Begin Working data
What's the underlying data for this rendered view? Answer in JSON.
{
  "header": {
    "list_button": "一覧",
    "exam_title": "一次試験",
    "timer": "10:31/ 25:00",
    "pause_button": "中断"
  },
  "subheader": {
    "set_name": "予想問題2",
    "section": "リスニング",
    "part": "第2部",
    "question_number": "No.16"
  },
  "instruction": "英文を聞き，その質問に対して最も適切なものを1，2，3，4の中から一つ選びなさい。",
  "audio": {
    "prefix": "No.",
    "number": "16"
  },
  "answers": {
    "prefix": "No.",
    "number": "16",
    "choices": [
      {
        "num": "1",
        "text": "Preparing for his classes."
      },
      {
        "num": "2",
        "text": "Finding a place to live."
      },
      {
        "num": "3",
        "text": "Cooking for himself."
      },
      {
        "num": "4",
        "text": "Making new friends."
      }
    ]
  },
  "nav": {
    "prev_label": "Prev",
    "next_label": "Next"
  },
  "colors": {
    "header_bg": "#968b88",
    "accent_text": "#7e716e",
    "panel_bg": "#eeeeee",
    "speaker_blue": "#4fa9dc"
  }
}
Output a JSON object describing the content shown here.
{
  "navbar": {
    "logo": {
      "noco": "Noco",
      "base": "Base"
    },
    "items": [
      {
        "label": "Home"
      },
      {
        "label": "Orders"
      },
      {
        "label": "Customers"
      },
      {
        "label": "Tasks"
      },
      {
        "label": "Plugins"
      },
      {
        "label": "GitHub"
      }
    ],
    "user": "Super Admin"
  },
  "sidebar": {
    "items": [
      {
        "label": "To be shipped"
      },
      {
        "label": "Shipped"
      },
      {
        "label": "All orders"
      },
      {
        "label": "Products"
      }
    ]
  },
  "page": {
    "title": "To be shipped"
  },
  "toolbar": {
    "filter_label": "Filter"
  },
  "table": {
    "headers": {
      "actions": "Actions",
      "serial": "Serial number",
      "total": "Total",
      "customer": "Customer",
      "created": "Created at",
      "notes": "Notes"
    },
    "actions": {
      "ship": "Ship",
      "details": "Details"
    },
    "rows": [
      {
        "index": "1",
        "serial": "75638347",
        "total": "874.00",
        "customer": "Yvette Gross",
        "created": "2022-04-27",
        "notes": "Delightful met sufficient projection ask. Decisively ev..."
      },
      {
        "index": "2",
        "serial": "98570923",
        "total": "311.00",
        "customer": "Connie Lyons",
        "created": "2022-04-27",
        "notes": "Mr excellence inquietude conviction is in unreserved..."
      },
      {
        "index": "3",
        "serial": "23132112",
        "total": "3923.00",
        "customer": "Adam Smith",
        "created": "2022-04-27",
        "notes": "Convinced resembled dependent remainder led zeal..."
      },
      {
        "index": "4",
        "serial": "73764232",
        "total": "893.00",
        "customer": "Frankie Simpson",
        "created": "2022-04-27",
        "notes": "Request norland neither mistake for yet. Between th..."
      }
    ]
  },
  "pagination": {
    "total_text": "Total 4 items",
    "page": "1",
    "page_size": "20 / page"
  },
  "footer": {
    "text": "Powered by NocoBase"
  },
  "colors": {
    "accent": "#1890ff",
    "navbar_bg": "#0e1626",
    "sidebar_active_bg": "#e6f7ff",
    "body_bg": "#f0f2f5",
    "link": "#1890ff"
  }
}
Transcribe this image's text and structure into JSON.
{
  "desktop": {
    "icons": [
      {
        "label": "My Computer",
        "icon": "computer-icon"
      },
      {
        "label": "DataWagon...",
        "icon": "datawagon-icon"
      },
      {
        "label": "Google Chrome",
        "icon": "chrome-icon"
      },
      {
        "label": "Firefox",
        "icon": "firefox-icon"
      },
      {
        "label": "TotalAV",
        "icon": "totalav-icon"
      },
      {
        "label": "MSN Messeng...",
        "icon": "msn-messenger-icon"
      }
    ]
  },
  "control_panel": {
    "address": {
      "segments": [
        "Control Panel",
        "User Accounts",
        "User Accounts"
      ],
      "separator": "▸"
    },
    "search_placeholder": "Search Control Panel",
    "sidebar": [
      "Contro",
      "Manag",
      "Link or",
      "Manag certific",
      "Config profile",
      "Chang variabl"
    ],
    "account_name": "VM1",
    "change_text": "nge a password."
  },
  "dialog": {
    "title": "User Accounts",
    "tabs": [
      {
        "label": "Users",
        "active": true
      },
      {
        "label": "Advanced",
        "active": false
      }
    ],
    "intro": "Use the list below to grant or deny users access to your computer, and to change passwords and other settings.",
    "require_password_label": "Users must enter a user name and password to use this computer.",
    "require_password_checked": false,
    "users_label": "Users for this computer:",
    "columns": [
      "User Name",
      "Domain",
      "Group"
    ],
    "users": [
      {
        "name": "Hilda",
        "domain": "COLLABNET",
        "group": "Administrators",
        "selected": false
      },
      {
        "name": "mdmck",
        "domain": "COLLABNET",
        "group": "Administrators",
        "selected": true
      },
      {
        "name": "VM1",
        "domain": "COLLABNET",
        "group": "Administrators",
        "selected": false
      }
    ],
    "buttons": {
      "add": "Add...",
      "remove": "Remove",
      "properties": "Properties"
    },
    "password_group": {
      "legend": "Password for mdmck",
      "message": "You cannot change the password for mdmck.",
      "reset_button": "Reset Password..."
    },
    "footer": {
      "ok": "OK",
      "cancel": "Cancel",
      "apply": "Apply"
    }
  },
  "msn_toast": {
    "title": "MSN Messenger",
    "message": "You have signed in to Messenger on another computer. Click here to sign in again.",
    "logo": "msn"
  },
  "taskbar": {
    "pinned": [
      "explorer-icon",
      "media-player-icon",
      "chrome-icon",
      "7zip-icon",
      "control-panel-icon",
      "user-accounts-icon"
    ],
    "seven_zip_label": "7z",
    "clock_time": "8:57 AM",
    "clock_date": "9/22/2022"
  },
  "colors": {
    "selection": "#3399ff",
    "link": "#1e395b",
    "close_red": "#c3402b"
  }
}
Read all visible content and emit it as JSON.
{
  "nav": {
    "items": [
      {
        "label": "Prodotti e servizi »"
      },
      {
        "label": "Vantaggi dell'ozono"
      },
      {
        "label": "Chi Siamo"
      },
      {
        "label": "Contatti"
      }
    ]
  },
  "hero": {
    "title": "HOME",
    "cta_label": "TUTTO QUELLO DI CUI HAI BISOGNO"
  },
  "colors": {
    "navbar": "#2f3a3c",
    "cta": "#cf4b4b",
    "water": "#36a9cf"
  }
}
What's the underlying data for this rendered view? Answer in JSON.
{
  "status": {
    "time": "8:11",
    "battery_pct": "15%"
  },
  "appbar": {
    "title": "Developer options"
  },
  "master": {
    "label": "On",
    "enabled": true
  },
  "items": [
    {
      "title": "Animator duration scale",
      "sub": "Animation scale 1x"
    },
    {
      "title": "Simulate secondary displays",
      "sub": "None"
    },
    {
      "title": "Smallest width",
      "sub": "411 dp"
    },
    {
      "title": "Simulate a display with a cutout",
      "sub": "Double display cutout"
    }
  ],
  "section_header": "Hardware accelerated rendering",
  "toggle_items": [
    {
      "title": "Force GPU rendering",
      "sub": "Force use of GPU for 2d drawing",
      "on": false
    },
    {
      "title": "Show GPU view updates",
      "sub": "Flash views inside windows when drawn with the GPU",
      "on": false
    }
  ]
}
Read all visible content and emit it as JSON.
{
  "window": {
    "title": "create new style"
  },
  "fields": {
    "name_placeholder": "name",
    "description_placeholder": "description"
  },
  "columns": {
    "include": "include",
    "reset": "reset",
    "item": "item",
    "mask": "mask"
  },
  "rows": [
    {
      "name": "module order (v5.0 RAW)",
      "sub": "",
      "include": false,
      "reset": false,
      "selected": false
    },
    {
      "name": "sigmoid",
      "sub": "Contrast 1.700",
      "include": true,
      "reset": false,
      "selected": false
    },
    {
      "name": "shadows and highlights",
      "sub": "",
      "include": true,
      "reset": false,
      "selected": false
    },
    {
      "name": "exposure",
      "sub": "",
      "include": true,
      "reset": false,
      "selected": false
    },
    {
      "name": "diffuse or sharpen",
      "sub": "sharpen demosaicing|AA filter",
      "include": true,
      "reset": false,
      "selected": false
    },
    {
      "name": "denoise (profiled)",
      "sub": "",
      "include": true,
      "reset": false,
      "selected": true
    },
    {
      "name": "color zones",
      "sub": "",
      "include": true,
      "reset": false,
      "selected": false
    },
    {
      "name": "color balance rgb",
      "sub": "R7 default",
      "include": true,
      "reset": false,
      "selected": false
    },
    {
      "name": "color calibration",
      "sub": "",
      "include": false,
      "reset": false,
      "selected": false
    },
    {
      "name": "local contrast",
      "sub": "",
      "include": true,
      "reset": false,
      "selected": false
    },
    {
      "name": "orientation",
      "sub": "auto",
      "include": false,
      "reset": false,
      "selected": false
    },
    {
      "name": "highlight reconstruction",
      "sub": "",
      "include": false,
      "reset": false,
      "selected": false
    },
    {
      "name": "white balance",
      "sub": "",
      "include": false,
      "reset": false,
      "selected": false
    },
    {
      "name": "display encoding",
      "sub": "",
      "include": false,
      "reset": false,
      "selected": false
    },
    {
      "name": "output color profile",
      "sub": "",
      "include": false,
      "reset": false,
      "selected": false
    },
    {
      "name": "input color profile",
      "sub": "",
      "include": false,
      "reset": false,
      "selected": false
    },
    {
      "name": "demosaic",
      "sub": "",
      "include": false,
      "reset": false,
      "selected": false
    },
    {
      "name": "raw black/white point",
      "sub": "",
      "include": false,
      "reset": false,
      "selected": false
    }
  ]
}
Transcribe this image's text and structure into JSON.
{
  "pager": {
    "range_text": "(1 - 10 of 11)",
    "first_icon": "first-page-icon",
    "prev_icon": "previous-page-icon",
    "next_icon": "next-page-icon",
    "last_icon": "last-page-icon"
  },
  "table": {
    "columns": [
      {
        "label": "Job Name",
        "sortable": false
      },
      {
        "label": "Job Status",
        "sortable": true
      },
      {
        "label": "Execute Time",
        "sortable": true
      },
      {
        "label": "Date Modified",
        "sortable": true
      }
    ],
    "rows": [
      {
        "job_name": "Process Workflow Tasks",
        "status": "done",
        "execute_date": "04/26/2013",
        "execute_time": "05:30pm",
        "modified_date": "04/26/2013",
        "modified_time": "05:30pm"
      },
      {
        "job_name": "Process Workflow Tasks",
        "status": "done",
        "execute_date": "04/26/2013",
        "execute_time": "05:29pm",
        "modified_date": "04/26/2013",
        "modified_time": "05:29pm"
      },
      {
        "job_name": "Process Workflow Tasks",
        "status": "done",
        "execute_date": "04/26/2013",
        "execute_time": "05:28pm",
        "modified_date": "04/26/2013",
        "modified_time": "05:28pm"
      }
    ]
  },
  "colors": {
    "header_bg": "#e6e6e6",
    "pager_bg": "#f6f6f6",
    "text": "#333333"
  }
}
End Working data
◆ **Problem to work on**
Filter the listing above for the string "sharpen" and copy every matching line.

◆ **Exercise output**
      "name": "diffuse or sharpen",
      "sub": "sharpen demosaicing|AA filter",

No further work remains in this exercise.